╭──

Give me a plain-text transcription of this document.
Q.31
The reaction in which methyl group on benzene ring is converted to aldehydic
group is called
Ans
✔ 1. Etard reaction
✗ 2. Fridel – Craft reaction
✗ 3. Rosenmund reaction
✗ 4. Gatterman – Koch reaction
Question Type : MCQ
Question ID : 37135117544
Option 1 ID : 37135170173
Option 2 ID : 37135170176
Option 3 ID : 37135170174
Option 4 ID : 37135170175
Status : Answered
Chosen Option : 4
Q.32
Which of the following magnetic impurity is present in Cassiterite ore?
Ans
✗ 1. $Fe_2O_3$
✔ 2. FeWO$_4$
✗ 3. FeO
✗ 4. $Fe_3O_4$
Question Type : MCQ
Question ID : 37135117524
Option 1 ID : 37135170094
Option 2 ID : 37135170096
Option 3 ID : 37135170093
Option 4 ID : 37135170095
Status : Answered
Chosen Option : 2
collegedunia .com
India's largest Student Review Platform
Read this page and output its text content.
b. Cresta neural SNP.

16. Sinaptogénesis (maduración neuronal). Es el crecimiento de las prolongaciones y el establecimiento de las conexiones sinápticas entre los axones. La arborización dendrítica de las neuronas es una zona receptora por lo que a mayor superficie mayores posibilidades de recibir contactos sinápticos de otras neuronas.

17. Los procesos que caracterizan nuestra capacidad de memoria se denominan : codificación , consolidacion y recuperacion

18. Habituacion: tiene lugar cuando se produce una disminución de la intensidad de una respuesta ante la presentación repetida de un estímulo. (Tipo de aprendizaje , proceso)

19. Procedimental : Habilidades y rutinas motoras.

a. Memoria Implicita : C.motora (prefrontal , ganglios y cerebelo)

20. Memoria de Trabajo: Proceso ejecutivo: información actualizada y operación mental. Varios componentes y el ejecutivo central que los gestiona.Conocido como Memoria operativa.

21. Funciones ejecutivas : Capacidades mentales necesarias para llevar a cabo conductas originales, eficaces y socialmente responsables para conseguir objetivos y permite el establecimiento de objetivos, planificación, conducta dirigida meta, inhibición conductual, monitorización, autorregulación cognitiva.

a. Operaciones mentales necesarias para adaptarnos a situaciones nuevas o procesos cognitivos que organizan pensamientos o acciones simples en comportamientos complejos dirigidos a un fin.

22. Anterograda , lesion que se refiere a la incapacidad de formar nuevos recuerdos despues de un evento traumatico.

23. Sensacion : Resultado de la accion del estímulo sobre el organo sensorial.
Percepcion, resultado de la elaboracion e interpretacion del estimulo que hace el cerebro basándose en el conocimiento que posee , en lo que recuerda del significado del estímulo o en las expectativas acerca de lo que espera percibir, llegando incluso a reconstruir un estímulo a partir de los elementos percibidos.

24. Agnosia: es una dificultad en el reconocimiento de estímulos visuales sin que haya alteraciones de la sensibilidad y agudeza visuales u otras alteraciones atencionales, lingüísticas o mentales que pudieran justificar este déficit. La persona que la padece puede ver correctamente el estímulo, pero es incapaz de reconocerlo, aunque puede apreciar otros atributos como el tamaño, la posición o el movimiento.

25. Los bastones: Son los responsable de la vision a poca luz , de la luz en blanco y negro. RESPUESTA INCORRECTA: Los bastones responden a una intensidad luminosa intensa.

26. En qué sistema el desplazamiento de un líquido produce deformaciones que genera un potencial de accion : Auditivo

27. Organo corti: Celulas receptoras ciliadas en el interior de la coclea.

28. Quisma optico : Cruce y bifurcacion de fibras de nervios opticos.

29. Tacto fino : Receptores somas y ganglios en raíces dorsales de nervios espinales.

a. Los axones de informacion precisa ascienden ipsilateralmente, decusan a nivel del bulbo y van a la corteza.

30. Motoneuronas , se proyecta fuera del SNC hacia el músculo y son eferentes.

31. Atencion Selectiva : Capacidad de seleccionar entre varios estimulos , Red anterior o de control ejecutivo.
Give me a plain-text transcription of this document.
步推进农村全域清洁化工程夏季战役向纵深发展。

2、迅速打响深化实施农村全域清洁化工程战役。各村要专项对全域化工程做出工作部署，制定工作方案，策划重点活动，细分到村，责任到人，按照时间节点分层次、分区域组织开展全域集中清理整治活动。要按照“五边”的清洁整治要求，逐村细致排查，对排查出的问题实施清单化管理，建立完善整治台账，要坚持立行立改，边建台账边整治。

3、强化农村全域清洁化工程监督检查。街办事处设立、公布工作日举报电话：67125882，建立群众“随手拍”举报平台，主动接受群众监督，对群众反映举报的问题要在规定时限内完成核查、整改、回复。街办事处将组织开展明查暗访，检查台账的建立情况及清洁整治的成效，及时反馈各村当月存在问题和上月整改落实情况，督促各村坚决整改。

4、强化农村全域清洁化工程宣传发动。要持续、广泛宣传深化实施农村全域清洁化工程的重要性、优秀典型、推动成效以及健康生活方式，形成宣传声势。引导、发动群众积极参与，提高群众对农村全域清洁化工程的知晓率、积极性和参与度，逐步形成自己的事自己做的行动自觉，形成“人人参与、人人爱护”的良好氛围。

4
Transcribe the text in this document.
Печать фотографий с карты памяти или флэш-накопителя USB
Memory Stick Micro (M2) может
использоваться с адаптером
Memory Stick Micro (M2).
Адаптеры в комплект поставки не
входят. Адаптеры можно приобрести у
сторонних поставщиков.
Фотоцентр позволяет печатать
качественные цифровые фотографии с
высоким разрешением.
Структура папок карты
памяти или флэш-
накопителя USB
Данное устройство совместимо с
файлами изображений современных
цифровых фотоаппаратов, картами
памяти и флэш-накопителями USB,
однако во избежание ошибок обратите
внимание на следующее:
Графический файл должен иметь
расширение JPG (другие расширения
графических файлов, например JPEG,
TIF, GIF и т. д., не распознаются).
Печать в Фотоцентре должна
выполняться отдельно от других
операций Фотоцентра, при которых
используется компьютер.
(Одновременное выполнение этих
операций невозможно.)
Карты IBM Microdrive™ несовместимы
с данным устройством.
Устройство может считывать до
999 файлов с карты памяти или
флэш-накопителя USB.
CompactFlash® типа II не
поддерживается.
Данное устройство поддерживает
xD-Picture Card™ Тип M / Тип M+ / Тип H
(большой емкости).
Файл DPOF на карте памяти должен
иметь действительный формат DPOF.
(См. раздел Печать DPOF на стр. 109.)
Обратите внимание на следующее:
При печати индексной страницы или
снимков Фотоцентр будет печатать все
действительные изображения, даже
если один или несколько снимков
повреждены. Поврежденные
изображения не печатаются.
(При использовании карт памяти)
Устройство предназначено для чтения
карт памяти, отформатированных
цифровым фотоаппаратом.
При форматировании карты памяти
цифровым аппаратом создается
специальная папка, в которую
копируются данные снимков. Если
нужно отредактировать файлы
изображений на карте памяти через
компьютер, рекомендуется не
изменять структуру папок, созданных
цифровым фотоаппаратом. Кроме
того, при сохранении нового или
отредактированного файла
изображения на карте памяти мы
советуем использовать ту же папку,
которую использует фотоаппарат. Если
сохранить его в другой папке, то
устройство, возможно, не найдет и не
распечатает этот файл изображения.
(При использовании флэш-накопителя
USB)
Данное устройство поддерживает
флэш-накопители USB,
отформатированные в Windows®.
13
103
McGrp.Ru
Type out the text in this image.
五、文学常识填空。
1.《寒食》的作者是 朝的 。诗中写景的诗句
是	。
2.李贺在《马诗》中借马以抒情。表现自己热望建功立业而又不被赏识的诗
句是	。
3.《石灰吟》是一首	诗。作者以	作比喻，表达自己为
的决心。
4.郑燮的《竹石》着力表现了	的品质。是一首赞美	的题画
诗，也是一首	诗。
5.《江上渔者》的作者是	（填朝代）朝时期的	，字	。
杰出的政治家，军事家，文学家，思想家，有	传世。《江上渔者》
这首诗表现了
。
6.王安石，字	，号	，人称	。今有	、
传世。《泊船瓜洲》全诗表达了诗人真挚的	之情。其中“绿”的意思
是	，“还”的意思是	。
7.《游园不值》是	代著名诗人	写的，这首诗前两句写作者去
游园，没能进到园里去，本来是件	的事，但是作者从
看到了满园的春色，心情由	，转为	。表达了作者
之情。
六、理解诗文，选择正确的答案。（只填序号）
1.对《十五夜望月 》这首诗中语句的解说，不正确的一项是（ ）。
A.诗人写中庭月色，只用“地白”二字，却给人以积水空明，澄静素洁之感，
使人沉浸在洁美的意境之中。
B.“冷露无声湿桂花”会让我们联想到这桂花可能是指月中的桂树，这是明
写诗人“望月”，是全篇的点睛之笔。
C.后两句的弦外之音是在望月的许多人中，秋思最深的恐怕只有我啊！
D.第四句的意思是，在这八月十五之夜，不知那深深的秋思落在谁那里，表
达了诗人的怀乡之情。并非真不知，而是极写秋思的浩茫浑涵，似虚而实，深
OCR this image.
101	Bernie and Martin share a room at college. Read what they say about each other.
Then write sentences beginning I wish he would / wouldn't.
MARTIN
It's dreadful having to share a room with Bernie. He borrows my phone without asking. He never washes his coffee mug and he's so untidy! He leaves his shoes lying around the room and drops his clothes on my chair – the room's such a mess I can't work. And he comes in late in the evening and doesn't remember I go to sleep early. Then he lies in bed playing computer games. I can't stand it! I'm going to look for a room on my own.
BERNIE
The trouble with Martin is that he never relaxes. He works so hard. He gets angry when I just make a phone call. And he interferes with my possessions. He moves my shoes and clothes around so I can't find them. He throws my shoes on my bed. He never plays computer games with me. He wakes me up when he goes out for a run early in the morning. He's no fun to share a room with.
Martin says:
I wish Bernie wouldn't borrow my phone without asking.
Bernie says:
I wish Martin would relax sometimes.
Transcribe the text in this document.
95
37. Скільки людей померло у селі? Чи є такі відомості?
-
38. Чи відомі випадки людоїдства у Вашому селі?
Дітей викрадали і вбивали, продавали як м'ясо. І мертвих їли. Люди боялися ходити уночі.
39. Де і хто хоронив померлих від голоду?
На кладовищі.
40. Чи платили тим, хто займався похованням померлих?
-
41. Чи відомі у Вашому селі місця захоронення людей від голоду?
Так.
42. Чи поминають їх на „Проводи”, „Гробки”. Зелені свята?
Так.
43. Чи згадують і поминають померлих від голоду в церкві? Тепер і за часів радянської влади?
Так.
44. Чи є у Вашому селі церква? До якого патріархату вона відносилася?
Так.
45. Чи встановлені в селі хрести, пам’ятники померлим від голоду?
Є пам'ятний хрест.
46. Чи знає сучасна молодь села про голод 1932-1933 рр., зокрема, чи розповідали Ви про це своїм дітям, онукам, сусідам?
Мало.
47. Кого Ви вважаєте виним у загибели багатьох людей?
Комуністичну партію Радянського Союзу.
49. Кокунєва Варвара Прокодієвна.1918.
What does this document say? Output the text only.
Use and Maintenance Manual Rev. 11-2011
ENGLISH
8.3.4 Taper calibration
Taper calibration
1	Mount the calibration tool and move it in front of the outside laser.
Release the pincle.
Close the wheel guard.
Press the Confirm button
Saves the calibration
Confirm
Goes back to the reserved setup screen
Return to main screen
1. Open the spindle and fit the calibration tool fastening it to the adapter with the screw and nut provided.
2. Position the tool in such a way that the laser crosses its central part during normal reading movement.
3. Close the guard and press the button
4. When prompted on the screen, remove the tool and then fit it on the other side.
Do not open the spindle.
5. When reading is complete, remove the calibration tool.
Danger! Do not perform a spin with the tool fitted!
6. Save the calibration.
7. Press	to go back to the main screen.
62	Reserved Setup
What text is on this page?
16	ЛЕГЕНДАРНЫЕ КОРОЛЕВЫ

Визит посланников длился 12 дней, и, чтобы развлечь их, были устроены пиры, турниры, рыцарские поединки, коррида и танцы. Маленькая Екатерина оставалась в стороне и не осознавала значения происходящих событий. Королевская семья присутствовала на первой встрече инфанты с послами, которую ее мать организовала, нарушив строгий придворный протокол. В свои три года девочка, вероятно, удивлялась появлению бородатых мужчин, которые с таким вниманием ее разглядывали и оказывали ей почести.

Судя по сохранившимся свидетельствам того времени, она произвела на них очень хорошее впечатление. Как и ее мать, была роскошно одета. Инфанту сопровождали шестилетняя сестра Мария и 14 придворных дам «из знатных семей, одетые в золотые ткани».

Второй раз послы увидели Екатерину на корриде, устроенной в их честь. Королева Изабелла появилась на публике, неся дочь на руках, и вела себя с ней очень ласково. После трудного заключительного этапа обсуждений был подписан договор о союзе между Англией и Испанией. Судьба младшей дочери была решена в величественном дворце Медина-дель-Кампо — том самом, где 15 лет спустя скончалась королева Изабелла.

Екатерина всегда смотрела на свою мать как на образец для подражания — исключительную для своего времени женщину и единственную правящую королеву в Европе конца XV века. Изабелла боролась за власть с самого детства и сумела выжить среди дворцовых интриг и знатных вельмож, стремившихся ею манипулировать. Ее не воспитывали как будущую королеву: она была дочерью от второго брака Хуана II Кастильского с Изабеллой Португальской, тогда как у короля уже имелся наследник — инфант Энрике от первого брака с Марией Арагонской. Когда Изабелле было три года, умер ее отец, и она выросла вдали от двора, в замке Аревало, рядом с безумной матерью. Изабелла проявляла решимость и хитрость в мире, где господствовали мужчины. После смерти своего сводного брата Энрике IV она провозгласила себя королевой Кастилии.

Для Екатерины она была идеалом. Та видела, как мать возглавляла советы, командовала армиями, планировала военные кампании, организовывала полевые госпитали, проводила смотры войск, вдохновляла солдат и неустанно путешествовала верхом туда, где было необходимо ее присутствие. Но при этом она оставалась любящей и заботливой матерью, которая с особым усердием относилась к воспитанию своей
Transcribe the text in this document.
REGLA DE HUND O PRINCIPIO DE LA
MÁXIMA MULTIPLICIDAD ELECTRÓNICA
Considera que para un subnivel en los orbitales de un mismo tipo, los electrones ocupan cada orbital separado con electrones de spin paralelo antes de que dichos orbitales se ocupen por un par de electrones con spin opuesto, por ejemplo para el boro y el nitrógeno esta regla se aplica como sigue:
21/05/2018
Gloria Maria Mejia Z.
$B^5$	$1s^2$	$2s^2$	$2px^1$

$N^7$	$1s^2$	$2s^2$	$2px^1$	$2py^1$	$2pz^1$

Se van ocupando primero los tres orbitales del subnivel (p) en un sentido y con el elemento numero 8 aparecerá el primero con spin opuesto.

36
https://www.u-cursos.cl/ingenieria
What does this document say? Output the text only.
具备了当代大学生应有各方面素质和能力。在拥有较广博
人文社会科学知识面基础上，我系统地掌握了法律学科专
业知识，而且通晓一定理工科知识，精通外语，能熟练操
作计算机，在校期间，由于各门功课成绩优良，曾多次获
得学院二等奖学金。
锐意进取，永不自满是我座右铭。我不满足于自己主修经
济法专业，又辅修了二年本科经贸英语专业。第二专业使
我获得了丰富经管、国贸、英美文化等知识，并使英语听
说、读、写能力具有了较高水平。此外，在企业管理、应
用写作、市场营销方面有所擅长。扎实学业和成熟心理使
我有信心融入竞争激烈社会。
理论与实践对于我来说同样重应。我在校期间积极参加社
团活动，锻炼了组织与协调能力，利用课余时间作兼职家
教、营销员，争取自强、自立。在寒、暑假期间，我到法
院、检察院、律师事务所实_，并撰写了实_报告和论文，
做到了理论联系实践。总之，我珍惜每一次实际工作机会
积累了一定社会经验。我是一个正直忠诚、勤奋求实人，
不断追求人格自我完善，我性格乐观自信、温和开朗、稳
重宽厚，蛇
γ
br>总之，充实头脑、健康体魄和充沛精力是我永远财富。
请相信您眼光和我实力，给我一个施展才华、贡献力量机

╰──

▶ [The task]
Of the lines in the material, how many hold the word "的作者是"? Reply with the number only.

▶ [Final answer]
2